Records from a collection
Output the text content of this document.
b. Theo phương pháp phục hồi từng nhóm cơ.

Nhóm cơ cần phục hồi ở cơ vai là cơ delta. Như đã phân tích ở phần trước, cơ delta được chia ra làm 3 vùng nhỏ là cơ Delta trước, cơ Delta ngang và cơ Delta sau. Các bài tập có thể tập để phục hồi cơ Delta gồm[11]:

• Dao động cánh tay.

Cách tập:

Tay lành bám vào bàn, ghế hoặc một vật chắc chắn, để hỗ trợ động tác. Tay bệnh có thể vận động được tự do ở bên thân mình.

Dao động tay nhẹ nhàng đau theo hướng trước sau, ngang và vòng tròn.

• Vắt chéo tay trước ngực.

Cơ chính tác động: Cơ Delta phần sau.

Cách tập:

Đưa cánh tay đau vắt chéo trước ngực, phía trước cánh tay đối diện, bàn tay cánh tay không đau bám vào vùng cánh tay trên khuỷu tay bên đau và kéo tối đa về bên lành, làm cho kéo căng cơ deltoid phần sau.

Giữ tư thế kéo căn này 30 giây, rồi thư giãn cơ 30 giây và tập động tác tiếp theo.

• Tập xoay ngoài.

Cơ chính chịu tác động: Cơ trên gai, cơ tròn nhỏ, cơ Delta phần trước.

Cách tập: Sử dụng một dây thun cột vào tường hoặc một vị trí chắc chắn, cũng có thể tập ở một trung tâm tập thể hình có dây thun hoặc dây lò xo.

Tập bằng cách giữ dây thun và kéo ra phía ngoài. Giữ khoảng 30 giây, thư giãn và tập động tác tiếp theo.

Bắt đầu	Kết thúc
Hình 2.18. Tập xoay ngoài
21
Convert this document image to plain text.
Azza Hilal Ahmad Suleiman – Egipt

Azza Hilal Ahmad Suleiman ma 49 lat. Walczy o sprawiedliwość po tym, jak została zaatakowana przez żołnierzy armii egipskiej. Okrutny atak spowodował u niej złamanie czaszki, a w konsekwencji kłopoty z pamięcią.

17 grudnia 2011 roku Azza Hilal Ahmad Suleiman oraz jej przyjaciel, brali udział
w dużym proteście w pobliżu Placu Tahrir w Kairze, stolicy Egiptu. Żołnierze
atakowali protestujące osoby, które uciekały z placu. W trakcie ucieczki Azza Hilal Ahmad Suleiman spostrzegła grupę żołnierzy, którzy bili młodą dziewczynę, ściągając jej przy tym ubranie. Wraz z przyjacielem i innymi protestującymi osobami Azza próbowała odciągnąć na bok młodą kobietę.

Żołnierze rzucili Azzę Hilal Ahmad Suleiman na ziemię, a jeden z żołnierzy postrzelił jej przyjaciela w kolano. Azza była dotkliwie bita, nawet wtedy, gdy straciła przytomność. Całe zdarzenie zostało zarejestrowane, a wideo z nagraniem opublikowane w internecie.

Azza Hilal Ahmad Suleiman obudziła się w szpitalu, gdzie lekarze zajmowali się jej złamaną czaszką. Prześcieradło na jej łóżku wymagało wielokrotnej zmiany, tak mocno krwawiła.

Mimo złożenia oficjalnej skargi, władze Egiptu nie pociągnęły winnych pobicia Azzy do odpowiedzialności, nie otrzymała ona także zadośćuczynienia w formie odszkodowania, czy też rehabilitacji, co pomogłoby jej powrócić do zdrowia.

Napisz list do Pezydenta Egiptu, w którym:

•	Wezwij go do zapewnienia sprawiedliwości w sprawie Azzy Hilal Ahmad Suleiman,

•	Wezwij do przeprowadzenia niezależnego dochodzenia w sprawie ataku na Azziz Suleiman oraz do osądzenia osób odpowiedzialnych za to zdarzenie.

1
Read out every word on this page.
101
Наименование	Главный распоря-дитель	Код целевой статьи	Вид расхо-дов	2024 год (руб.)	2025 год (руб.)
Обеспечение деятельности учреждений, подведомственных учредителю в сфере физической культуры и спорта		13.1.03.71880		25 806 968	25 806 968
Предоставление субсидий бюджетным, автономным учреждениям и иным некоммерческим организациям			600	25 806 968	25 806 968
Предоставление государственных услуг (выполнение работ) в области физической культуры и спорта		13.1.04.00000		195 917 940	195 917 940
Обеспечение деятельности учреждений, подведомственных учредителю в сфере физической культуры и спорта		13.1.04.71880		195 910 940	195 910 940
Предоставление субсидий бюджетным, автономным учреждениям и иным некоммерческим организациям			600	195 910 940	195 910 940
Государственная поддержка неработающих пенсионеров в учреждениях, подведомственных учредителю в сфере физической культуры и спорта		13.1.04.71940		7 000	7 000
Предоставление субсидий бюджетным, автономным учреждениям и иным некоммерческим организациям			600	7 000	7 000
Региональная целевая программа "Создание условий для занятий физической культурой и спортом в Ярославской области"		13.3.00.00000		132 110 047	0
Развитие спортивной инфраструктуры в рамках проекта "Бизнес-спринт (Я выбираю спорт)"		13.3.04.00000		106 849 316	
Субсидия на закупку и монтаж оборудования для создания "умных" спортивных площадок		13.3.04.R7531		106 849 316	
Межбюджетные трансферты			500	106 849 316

> [Description of the task]: Locate all lines in the listing above with the word "Предоставление" and copy them.

> [Result]:
Предоставление субсидий бюджетным, автономным учреждениям и иным некоммерческим организациям			600	25 806 968	25 806 968
Предоставление государственных услуг (выполнение работ) в области физической культуры и спорта		13.1.04.00000		195 917 940	195 917 940
Предоставление субсидий бюджетным, автономным учреждениям и иным некоммерческим организациям			600	195 910 940	195 910 940
Предоставление субсидий бюджетным, автономным учреждениям и иным некоммерческим организациям			600	7 000	7 000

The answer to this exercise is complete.